Copy each of the records below line for line, without changing a single character.

>>>

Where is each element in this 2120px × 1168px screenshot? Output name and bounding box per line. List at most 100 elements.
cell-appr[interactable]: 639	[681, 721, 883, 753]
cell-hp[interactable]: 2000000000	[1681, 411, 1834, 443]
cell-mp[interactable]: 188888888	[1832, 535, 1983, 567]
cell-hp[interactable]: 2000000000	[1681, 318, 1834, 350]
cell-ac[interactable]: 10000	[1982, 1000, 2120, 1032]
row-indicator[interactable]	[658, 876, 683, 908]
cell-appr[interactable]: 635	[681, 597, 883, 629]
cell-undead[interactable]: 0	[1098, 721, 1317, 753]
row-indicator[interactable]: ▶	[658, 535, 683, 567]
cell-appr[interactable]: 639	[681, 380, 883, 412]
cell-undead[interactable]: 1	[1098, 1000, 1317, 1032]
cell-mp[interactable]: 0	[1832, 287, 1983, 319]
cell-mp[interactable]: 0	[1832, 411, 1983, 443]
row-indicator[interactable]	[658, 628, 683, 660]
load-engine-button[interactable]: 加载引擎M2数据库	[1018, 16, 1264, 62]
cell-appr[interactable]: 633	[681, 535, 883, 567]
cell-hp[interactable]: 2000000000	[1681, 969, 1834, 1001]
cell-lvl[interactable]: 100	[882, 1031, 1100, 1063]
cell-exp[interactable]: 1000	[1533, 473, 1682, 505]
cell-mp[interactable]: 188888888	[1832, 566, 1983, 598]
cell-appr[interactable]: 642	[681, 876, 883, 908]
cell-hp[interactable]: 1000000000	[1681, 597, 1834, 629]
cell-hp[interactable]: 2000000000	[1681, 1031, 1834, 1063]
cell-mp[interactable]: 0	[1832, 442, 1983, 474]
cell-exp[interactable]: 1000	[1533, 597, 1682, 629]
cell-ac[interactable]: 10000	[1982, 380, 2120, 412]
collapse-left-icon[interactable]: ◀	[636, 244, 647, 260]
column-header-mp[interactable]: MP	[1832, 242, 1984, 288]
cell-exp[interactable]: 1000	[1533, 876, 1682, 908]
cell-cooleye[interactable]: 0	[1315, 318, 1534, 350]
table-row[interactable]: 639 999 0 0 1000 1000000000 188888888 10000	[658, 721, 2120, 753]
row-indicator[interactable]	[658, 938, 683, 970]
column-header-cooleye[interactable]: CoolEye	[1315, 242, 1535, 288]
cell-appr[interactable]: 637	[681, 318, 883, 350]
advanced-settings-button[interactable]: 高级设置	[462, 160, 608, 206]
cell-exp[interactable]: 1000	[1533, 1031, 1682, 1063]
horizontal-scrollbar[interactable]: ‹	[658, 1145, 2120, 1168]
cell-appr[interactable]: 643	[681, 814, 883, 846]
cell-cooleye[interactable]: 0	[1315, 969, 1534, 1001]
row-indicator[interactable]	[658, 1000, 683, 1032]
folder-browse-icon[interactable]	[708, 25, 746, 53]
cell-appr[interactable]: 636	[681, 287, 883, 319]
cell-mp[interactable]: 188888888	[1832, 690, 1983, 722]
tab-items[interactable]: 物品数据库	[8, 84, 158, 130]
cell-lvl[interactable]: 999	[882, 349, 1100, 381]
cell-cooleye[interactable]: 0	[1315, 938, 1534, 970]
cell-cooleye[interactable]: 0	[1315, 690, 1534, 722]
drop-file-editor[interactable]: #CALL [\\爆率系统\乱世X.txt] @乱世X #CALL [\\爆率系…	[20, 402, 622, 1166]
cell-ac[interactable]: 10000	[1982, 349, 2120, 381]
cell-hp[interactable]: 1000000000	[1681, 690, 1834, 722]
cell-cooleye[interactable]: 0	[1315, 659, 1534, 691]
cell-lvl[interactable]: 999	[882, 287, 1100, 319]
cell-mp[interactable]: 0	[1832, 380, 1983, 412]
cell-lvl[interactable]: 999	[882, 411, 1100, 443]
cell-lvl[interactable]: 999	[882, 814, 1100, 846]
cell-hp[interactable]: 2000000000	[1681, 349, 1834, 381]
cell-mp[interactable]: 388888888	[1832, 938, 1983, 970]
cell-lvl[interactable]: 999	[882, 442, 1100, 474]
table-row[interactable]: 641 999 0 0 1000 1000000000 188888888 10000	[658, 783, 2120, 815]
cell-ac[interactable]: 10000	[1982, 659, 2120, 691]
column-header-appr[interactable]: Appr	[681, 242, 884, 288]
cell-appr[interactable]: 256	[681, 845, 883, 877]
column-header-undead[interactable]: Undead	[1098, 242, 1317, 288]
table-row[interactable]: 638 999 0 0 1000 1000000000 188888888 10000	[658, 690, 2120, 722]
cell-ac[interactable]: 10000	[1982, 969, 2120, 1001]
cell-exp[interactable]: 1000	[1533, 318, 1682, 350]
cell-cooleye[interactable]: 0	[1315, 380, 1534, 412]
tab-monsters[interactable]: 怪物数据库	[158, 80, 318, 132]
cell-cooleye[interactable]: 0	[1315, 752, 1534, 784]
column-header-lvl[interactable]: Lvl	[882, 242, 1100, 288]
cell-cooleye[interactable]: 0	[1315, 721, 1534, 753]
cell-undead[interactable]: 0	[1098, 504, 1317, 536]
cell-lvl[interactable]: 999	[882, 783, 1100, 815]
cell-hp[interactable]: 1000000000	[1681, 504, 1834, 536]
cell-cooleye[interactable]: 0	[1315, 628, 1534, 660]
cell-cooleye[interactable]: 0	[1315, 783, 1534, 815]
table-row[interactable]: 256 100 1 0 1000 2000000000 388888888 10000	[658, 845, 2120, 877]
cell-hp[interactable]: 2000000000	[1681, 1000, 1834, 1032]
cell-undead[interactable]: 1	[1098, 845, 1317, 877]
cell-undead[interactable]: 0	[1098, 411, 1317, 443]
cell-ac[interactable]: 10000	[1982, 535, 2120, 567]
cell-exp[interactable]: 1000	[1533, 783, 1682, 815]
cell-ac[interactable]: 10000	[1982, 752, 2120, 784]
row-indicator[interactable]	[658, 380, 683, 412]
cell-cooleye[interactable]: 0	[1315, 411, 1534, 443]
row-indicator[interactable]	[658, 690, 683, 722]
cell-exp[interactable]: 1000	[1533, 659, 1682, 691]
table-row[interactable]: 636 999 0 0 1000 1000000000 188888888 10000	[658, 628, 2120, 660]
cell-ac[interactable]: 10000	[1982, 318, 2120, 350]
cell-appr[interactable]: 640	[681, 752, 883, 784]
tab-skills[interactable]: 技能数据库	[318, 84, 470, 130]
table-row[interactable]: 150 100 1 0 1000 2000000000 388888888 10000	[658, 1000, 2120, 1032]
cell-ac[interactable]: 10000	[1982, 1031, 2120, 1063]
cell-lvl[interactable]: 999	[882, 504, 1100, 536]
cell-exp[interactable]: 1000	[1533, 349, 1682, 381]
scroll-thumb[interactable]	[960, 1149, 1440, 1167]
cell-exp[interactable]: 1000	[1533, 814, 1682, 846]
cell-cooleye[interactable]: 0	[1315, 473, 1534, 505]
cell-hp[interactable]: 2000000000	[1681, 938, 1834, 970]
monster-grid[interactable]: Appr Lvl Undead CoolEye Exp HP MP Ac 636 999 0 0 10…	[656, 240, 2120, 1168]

<<<

__Result of this exercise__
Where is each element in this 2120px × 1168px screenshot? Output name and bounding box per line. List at most 100 elements.
cell-appr[interactable]: 639	[681, 721, 883, 753]
cell-hp[interactable]: 2000000000	[1681, 411, 1834, 443]
cell-mp[interactable]: 188888888	[1832, 535, 1983, 567]
cell-hp[interactable]: 2000000000	[1681, 318, 1834, 350]
cell-ac[interactable]: 10000	[1982, 1000, 2120, 1032]
row-indicator[interactable]	[658, 876, 683, 908]
cell-appr[interactable]: 635	[681, 597, 883, 629]
cell-undead[interactable]: 0	[1098, 721, 1317, 753]
row-indicator[interactable]: ▶	[658, 535, 683, 567]
cell-appr[interactable]: 639	[681, 380, 883, 412]
cell-undead[interactable]: 1	[1098, 1000, 1317, 1032]
cell-mp[interactable]: 0	[1832, 287, 1983, 319]
cell-mp[interactable]: 0	[1832, 411, 1983, 443]
row-indicator[interactable]	[658, 628, 683, 660]
load-engine-button[interactable]: 加载引擎M2数据库	[1018, 16, 1264, 62]
cell-appr[interactable]: 633	[681, 535, 883, 567]
cell-hp[interactable]: 2000000000	[1681, 969, 1834, 1001]
cell-lvl[interactable]: 100	[882, 1031, 1100, 1063]
cell-exp[interactable]: 1000	[1533, 473, 1682, 505]
cell-mp[interactable]: 188888888	[1832, 566, 1983, 598]
cell-appr[interactable]: 642	[681, 876, 883, 908]
cell-hp[interactable]: 1000000000	[1681, 597, 1834, 629]
cell-hp[interactable]: 2000000000	[1681, 1031, 1834, 1063]
cell-mp[interactable]: 0	[1832, 442, 1983, 474]
cell-exp[interactable]: 1000	[1533, 597, 1682, 629]
cell-ac[interactable]: 10000	[1982, 380, 2120, 412]
collapse-left-icon[interactable]: ◀	[636, 244, 647, 260]
column-header-mp[interactable]: MP	[1832, 242, 1984, 288]
cell-exp[interactable]: 1000	[1533, 876, 1682, 908]
cell-cooleye[interactable]: 0	[1315, 318, 1534, 350]
table-row[interactable]: 639 999 0 0 1000 1000000000 188888888 10000	[658, 721, 2120, 753]
row-indicator[interactable]	[658, 938, 683, 970]
column-header-cooleye[interactable]: CoolEye	[1315, 242, 1535, 288]
cell-appr[interactable]: 637	[681, 318, 883, 350]
advanced-settings-button[interactable]: 高级设置	[462, 160, 608, 206]
cell-exp[interactable]: 1000	[1533, 1031, 1682, 1063]
horizontal-scrollbar[interactable]: ‹	[658, 1145, 2120, 1168]
cell-appr[interactable]: 643	[681, 814, 883, 846]
cell-cooleye[interactable]: 0	[1315, 969, 1534, 1001]
row-indicator[interactable]	[658, 1000, 683, 1032]
folder-browse-icon[interactable]	[708, 25, 746, 53]
cell-appr[interactable]: 636	[681, 287, 883, 319]
cell-mp[interactable]: 188888888	[1832, 690, 1983, 722]
tab-items[interactable]: 物品数据库	[8, 84, 158, 130]
cell-lvl[interactable]: 999	[882, 349, 1100, 381]
cell-cooleye[interactable]: 0	[1315, 938, 1534, 970]
cell-cooleye[interactable]: 0	[1315, 690, 1534, 722]
drop-file-editor[interactable]: #CALL [\\爆率系统\乱世X.txt] @乱世X #CALL [\\爆率系…	[20, 402, 622, 1166]
cell-ac[interactable]: 10000	[1982, 349, 2120, 381]
cell-hp[interactable]: 1000000000	[1681, 690, 1834, 722]
cell-cooleye[interactable]: 0	[1315, 659, 1534, 691]
cell-lvl[interactable]: 999	[882, 287, 1100, 319]
cell-mp[interactable]: 0	[1832, 380, 1983, 412]
cell-lvl[interactable]: 999	[882, 411, 1100, 443]
cell-lvl[interactable]: 999	[882, 814, 1100, 846]
cell-hp[interactable]: 2000000000	[1681, 349, 1834, 381]
cell-mp[interactable]: 388888888	[1832, 938, 1983, 970]
cell-lvl[interactable]: 999	[882, 442, 1100, 474]
table-row[interactable]: 641 999 0 0 1000 1000000000 188888888 10000	[658, 783, 2120, 815]
cell-ac[interactable]: 10000	[1982, 659, 2120, 691]
column-header-appr[interactable]: Appr	[681, 242, 884, 288]
cell-appr[interactable]: 256	[681, 845, 883, 877]
column-header-undead[interactable]: Undead	[1098, 242, 1317, 288]
table-row[interactable]: 638 999 0 0 1000 1000000000 188888888 10000	[658, 690, 2120, 722]
cell-ac[interactable]: 10000	[1982, 969, 2120, 1001]
cell-exp[interactable]: 1000	[1533, 318, 1682, 350]
cell-cooleye[interactable]: 0	[1315, 380, 1534, 412]
tab-monsters[interactable]: 怪物数据库	[158, 80, 318, 132]
cell-cooleye[interactable]: 0	[1315, 752, 1534, 784]
column-header-lvl[interactable]: Lvl	[882, 242, 1100, 288]
cell-cooleye[interactable]: 0	[1315, 721, 1534, 753]
cell-undead[interactable]: 0	[1098, 504, 1317, 536]
cell-lvl[interactable]: 999	[882, 783, 1100, 815]
cell-hp[interactable]: 1000000000	[1681, 504, 1834, 536]
cell-cooleye[interactable]: 0	[1315, 628, 1534, 660]
cell-cooleye[interactable]: 0	[1315, 783, 1534, 815]
table-row[interactable]: 256 100 1 0 1000 2000000000 388888888 10000	[658, 845, 2120, 877]
cell-hp[interactable]: 2000000000	[1681, 1000, 1834, 1032]
cell-undead[interactable]: 1	[1098, 845, 1317, 877]
cell-undead[interactable]: 0	[1098, 411, 1317, 443]
cell-ac[interactable]: 10000	[1982, 535, 2120, 567]
cell-exp[interactable]: 1000	[1533, 783, 1682, 815]
cell-ac[interactable]: 10000	[1982, 752, 2120, 784]
row-indicator[interactable]	[658, 380, 683, 412]
cell-cooleye[interactable]: 0	[1315, 411, 1534, 443]
row-indicator[interactable]	[658, 690, 683, 722]
cell-exp[interactable]: 1000	[1533, 659, 1682, 691]
table-row[interactable]: 636 999 0 0 1000 1000000000 188888888 10000	[658, 628, 2120, 660]
cell-ac[interactable]: 10000	[1982, 318, 2120, 350]
cell-appr[interactable]: 640	[681, 752, 883, 784]
tab-skills[interactable]: 技能数据库	[318, 84, 470, 130]
table-row[interactable]: 150 100 1 0 1000 2000000000 388888888 10000	[658, 1000, 2120, 1032]
cell-ac[interactable]: 10000	[1982, 1031, 2120, 1063]
cell-lvl[interactable]: 999	[882, 504, 1100, 536]
cell-exp[interactable]: 1000	[1533, 349, 1682, 381]
scroll-thumb[interactable]	[960, 1149, 1440, 1167]
cell-exp[interactable]: 1000	[1533, 814, 1682, 846]
cell-cooleye[interactable]: 0	[1315, 473, 1534, 505]
cell-hp[interactable]: 2000000000	[1681, 938, 1834, 970]
monster-grid[interactable]: Appr Lvl Undead CoolEye Exp HP MP Ac 636 999 0 0 10…	[656, 240, 2120, 1168]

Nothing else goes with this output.